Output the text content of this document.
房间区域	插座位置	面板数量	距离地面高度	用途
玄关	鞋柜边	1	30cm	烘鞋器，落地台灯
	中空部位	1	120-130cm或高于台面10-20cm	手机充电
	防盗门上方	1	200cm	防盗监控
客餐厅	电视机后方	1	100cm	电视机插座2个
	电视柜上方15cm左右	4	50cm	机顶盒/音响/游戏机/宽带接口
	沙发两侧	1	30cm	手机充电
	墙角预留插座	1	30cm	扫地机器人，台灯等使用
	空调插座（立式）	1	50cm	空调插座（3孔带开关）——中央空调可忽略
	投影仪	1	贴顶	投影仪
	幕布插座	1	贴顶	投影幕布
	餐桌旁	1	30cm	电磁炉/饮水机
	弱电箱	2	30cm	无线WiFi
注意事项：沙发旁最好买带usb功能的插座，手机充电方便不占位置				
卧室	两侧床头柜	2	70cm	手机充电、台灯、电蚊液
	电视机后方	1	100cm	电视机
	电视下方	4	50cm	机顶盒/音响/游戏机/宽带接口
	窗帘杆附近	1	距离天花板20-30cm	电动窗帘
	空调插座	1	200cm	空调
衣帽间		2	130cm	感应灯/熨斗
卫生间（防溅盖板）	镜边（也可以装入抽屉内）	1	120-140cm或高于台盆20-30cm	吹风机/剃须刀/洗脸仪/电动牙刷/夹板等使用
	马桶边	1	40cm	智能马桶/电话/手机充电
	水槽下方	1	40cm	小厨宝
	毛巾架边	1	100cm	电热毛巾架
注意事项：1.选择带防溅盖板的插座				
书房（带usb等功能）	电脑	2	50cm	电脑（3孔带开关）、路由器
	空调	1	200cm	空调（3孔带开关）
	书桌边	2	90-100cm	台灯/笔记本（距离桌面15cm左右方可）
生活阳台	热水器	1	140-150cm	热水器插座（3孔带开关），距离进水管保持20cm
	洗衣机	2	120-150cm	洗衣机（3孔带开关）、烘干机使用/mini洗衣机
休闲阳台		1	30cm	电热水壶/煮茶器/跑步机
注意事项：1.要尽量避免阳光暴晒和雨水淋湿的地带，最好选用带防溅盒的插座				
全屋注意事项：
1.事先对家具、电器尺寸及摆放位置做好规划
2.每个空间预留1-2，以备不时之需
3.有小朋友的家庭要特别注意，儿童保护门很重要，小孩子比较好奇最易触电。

--

**EXERCISE PROMPT:** Pick out each line containing the string "电视机后方" and copy it.

**RESULT OF THIS TASK:**
客餐厅	电视机后方	1	100cm	电视机插座2个
	电视机后方	1	100cm	电视机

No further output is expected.